==== Document text ====
Posted on 21 Jan 2011 by Ray Heffer
If you are involved in DR for your organisations IT infrastructure and are replicating virtual machine VMFS datastores then you may be familiar with DisallowSnapshotLUN in ESX 3.x. Let’s start with a background on what these advanced settings are and why they are there.
Since virtualization changed the landscape for disaster recovery some time ago now, most businesses have embraced SAN storage replication for DR. This is old news now, but unless your SAN vendor integrates with something like VMware Site Recovery Manager then you will have a number of manual tasks involved in your DR recovery process.
When you replicate your datastores (or LUN’s) from site A to site B, you will be using an asynchronous mirror between these two sites. In other words, data blocks will be scheduled (or queued) for replication to site B. If it was synchronous then as data is written to disk, the write operation wouldn’t be acknowledged until it is written to both disks or arrays. Obviously synchronous replication would be far too slow across a WAN to a DR site.
In order to use the replicated LUN in your DR site, you will need to take a snapshot of the replicated LUN then present the snapshot LUN to your VMware ESX hosts in the DR site. Different SAN vendors will have slightly different methods and management capabilities, but the underlying requirement doesn’t change. Without modifying the advanced settings of your ESX 3.x host you will not be able to present your snapshot LUN (VMFS datastore) to the ESX host.
====
### [What this exercise asks]
A - Summarize the post on replicating VMFS datastores for disaster recovery in two sentences.
B - Write the next part of the post on replicating VMFS datastores for disaster recovery, starting after its last sentence.
You won't need the stored rows.
==== Records supplied ====
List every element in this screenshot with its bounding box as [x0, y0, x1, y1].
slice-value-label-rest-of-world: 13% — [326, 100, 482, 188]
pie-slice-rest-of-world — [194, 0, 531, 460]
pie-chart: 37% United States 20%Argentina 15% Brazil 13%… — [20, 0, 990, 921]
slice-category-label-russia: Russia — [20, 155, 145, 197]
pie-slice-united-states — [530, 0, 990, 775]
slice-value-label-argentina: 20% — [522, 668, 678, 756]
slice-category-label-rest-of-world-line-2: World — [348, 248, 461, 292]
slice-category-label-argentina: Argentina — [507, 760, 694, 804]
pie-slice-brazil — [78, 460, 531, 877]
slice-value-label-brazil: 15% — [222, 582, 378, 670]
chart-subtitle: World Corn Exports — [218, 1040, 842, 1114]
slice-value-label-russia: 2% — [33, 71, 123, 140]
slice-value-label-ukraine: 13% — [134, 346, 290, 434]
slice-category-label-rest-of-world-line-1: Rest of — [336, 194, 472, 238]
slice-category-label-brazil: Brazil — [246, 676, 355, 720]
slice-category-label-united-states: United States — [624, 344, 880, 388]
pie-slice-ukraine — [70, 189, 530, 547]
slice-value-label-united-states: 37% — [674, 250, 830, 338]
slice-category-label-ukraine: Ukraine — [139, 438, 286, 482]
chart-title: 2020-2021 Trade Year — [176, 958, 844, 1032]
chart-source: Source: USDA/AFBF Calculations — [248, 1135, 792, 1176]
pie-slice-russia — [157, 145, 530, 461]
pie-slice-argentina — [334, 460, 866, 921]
====
### [Task results]
A - Most businesses now use SAN storage replication for disaster recovery, typically an asynchronous mirror of datastores from site A to site B, because synchronous replication would be far too slow across a WAN. To use a replicated LUN at the DR site, you take a snapshot of it and present the snapshot LUN to the ESX hosts there, which on ESX 3.x is not possible without modifying the host's advanced settings.

B -
ESX 3.x: What you’ll need to do is set the following parameters:
EnableResignature=0
DisallowSnapshotLUN=0
By switching off DisallowSnapshotLUN, the ESX host will allow your replicated LUN to me added and it won’t re-signature the volume. By default DisallowSnapshotLUN is set to 1. You can find this setting in the Configuration tab of the ESX host > Advanced Settings.
VMware already have a KB article on this here: kb.vmware.com/kb/1011387
It says that you can just use the Add Storage wizard and it will display the VMFS label. If it’s not mounted then you can assume it is a snapshot (or volume copy) and can go ahead and mount it. Using the GUI will force-mount a VMFS volume and also make it persistent. In fact the advanced settings (EnableResignature and DisallowSnapshotLUN) are no longer present with ESX 4.x.